» **Instruction**: Present the following data again exactly as it is shown.

Extracted records
----------
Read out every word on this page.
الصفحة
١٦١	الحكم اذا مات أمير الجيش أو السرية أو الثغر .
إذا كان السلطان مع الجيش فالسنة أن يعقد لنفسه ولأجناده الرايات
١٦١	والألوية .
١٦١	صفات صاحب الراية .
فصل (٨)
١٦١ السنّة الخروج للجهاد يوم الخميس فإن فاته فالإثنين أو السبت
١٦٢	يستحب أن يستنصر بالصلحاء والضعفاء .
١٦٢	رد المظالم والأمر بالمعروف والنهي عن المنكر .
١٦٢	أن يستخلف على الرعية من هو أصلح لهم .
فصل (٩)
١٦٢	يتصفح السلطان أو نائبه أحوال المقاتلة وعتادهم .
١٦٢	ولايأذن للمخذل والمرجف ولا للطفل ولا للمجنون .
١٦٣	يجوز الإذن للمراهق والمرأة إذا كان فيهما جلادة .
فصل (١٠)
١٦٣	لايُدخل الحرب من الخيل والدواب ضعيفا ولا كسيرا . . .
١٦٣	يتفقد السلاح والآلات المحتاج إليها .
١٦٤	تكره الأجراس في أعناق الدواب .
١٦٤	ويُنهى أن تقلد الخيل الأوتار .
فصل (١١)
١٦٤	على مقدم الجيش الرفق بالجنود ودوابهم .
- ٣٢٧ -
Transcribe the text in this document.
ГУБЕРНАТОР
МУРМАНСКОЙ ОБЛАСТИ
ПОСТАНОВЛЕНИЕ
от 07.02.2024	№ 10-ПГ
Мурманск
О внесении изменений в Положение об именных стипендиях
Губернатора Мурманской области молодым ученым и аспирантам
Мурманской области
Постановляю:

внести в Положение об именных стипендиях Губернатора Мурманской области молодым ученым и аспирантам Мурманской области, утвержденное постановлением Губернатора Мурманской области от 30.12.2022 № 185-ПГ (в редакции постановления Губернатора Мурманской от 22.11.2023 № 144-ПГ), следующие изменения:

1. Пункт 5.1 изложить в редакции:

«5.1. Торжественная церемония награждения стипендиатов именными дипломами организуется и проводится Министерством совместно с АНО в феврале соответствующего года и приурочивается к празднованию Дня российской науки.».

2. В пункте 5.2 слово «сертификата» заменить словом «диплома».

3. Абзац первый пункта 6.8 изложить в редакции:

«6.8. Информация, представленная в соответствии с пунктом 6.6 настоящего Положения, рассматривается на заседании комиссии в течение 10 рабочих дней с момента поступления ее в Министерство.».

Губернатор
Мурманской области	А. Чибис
----------
» **Response to the exercise**:
Read out every word on this page.
الصفحة
١٦١	الحكم اذا مات أمير الجيش أو السرية أو الثغر .
إذا كان السلطان مع الجيش فالسنة أن يعقد لنفسه ولأجناده الرايات
١٦١	والألوية .
١٦١	صفات صاحب الراية .
فصل (٨)
١٦١ السنّة الخروج للجهاد يوم الخميس فإن فاته فالإثنين أو السبت
١٦٢	يستحب أن يستنصر بالصلحاء والضعفاء .
١٦٢	رد المظالم والأمر بالمعروف والنهي عن المنكر .
١٦٢	أن يستخلف على الرعية من هو أصلح لهم .
فصل (٩)
١٦٢	يتصفح السلطان أو نائبه أحوال المقاتلة وعتادهم .
١٦٢	ولايأذن للمخذل والمرجف ولا للطفل ولا للمجنون .
١٦٣	يجوز الإذن للمراهق والمرأة إذا كان فيهما جلادة .
فصل (١٠)
١٦٣	لايُدخل الحرب من الخيل والدواب ضعيفا ولا كسيرا . . .
١٦٣	يتفقد السلاح والآلات المحتاج إليها .
١٦٤	تكره الأجراس في أعناق الدواب .
١٦٤	ويُنهى أن تقلد الخيل الأوتار .
فصل (١١)
١٦٤	على مقدم الجيش الرفق بالجنود ودوابهم .
- ٣٢٧ -
Transcribe the text in this document.
ГУБЕРНАТОР
МУРМАНСКОЙ ОБЛАСТИ
ПОСТАНОВЛЕНИЕ
от 07.02.2024	№ 10-ПГ
Мурманск
О внесении изменений в Положение об именных стипендиях
Губернатора Мурманской области молодым ученым и аспирантам
Мурманской области
Постановляю:

внести в Положение об именных стипендиях Губернатора Мурманской области молодым ученым и аспирантам Мурманской области, утвержденное постановлением Губернатора Мурманской области от 30.12.2022 № 185-ПГ (в редакции постановления Губернатора Мурманской от 22.11.2023 № 144-ПГ), следующие изменения:

1. Пункт 5.1 изложить в редакции:

«5.1. Торжественная церемония награждения стипендиатов именными дипломами организуется и проводится Министерством совместно с АНО в феврале соответствующего года и приурочивается к празднованию Дня российской науки.».

2. В пункте 5.2 слово «сертификата» заменить словом «диплома».

3. Абзац первый пункта 6.8 изложить в редакции:

«6.8. Информация, представленная в соответствии с пунктом 6.6 настоящего Положения, рассматривается на заседании комиссии в течение 10 рабочих дней с момента поступления ее в Министерство.».

Губернатор
Мурманской области	А. Чибис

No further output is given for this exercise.